___ EXTRACT PROVIDED ___

Introduction
FPC stiffening does more than hold parts. It can also help with heat dissipation. But if you need to rework or repair the board, removing the stiffener may damage the traces. Keep that in mind.
1. Special Treatments for FPC Stiffening
Special designs can make a stiffener do more than support parts. For example, while the main goal is to support parts, the stiffener can be made as a supporting component so the flex board behaves more like a rigid board after assembly.
Stiffener contouring (shape cutting) is usually done with CNC routing equipment. During cutting, some connection points or bridges are left so the stiffener can be removed or broken off later. This lets the stiffener be broken or removed easily after assembly.
CNC routing is common in flex manufacturing. Laser cutting and waterjet cutting are also options. They can be used to prepare or pre-cut stiffener material. For boards with height differences, non-press cutting methods like laser or waterjet can simplify the process. They also cut cost because no stamping tool is needed.

___

▶ **CHALLENGE 1**:
Answer these questions about the FPC stiffening text:
(a) Besides holding parts, what else can FPC stiffening help with?
(b) What equipment is usually used for stiffener contouring?
(c) Why do laser and waterjet cutting reduce cost?
The FPC stiffening text and the entries that follow it are not connected to each other.

___ DATA TO USE ___

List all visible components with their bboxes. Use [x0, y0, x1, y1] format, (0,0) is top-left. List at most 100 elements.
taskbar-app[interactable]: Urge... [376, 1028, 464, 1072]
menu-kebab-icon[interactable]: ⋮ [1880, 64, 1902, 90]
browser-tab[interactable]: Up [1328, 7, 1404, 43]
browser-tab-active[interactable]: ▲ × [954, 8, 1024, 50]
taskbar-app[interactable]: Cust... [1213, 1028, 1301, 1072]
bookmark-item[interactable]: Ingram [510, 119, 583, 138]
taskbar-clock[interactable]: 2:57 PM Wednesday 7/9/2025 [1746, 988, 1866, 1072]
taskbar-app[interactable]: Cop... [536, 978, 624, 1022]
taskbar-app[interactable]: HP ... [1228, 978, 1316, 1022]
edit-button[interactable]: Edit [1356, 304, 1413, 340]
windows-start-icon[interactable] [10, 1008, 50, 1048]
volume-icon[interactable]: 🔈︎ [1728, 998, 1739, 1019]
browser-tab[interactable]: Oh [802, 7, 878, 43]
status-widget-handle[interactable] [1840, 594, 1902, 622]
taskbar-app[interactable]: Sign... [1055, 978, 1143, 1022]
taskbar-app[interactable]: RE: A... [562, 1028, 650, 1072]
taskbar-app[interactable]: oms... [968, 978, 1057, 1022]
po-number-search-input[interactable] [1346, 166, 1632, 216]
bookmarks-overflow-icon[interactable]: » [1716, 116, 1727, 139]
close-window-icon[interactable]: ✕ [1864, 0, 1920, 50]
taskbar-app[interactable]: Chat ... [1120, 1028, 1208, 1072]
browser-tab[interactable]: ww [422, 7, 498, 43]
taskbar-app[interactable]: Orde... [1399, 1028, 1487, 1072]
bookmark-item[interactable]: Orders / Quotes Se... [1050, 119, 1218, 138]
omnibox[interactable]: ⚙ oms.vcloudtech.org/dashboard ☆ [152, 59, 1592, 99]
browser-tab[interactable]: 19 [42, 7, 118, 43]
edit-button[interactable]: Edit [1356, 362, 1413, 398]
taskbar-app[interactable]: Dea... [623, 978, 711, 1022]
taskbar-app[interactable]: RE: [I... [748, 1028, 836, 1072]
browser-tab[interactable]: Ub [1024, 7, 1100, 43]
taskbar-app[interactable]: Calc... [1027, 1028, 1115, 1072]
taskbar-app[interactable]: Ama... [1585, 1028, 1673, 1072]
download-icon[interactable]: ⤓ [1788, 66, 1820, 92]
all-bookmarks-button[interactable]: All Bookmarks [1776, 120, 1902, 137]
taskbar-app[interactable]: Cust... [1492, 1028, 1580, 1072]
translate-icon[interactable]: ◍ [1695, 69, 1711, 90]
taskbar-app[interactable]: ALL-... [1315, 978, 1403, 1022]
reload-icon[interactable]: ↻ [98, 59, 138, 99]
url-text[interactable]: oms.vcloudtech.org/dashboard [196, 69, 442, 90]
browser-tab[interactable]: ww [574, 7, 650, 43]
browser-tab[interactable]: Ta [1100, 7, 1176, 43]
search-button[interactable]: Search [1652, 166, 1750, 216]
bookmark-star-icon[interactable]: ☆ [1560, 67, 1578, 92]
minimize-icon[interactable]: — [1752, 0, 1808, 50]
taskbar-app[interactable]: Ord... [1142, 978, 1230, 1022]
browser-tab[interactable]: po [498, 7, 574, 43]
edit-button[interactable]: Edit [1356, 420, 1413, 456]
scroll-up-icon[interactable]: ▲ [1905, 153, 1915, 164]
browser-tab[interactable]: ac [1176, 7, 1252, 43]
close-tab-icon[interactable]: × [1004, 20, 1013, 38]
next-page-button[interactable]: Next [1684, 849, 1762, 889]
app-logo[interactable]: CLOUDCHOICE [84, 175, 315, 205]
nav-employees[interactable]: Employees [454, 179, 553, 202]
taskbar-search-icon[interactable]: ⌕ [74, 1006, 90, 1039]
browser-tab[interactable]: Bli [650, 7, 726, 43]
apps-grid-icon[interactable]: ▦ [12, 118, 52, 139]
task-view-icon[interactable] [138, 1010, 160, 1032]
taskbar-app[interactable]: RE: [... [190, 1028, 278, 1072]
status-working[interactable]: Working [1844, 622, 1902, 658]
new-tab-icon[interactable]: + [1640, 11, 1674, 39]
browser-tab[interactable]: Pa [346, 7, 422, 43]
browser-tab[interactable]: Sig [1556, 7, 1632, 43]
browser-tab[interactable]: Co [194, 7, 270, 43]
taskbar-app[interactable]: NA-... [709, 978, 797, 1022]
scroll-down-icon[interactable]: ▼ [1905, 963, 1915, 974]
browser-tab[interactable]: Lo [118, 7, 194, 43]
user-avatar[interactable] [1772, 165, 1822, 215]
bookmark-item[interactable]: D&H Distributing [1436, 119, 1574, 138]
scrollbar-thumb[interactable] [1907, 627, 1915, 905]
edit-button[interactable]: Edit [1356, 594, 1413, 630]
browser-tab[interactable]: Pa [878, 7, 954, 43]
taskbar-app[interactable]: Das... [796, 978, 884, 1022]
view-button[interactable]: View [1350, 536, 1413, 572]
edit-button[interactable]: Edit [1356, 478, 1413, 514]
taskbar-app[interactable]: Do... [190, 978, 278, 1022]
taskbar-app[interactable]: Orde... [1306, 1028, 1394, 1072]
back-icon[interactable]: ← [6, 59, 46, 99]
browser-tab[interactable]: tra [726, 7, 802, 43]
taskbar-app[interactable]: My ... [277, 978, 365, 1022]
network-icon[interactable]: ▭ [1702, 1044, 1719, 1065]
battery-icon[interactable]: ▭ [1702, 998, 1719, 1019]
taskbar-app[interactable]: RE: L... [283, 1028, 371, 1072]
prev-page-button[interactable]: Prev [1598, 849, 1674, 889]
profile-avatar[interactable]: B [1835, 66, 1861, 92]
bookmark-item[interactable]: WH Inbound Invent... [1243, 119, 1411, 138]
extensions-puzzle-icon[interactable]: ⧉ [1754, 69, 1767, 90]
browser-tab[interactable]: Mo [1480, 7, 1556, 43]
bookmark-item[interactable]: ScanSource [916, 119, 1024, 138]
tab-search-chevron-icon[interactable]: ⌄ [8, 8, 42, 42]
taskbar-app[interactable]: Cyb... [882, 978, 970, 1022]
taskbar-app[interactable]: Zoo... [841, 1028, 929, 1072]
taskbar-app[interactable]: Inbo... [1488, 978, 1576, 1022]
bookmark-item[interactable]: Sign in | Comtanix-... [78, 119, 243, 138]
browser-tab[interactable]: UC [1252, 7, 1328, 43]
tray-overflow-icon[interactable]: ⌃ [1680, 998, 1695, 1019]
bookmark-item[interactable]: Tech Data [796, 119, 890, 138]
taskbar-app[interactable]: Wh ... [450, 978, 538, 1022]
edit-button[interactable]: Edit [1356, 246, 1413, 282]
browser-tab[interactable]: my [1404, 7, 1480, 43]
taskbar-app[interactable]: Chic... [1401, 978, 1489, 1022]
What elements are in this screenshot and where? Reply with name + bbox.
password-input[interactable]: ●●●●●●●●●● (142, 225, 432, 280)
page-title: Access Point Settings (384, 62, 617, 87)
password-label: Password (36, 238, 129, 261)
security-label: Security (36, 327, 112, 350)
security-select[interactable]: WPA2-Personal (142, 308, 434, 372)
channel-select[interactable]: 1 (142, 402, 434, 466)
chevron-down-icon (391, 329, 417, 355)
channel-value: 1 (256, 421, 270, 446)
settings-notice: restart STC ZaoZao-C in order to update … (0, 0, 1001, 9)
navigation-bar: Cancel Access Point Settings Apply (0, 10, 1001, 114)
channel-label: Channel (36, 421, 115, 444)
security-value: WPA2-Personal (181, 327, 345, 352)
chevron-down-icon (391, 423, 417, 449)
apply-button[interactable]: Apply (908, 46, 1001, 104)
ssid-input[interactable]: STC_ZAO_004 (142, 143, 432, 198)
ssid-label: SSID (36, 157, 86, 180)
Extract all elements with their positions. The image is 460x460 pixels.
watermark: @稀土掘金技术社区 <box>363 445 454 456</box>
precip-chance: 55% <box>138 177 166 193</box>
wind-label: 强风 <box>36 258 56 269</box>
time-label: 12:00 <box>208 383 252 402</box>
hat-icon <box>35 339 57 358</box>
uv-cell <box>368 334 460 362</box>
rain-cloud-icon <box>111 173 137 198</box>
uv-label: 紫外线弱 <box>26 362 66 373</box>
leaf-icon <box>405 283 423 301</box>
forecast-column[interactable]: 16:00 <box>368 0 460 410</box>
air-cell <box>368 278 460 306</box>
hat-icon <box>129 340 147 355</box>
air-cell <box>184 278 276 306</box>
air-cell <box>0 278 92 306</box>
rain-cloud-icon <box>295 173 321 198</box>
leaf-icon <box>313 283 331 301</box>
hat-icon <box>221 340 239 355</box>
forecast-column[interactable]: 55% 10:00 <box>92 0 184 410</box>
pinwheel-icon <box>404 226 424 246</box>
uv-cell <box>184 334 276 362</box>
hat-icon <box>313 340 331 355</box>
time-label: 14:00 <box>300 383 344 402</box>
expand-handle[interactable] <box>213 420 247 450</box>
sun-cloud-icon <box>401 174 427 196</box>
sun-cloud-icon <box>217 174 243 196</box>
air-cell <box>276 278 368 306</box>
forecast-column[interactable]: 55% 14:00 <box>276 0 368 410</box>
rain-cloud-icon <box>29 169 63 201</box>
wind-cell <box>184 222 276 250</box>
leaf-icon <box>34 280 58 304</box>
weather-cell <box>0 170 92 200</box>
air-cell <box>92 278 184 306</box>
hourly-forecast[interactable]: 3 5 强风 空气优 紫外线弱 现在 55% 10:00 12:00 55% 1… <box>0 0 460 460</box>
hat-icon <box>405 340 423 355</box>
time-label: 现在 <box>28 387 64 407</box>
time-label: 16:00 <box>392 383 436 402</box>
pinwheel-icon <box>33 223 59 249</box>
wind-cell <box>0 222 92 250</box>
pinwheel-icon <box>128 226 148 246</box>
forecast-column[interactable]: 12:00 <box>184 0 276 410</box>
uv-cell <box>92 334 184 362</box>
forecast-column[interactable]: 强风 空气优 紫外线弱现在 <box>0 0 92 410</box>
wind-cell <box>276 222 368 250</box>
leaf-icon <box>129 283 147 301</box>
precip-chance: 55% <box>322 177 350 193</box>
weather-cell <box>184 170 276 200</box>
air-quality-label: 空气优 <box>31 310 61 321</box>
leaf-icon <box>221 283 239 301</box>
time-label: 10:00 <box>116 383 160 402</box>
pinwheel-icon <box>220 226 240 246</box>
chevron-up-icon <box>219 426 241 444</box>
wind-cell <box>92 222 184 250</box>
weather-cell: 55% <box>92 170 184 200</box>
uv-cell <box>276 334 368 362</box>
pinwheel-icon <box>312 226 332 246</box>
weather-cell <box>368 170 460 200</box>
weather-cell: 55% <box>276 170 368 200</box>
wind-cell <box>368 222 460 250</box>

___

▶ **CHALLENGE 2**: Copy the entries word for word, starting with their first line and going on through the line that contains "browser-tab[interactable]: Oh [802, 7, 878, 43]".

▶ **WRITTEN RESPONSE 1**:
(a) Heat dissipation.
(b) CNC routing equipment.
(c) No stamping tool is needed.

▶ **WRITTEN RESPONSE 2**:
List all visible components with their bboxes. Use [x0, y0, x1, y1] format, (0,0) is top-left. List at most 100 elements.
taskbar-app[interactable]: Urge... [376, 1028, 464, 1072]
menu-kebab-icon[interactable]: ⋮ [1880, 64, 1902, 90]
browser-tab[interactable]: Up [1328, 7, 1404, 43]
browser-tab-active[interactable]: ▲ × [954, 8, 1024, 50]
taskbar-app[interactable]: Cust... [1213, 1028, 1301, 1072]
bookmark-item[interactable]: Ingram [510, 119, 583, 138]
taskbar-clock[interactable]: 2:57 PM Wednesday 7/9/2025 [1746, 988, 1866, 1072]
taskbar-app[interactable]: Cop... [536, 978, 624, 1022]
taskbar-app[interactable]: HP ... [1228, 978, 1316, 1022]
edit-button[interactable]: Edit [1356, 304, 1413, 340]
windows-start-icon[interactable] [10, 1008, 50, 1048]
volume-icon[interactable]: 🔈︎ [1728, 998, 1739, 1019]
browser-tab[interactable]: Oh [802, 7, 878, 43]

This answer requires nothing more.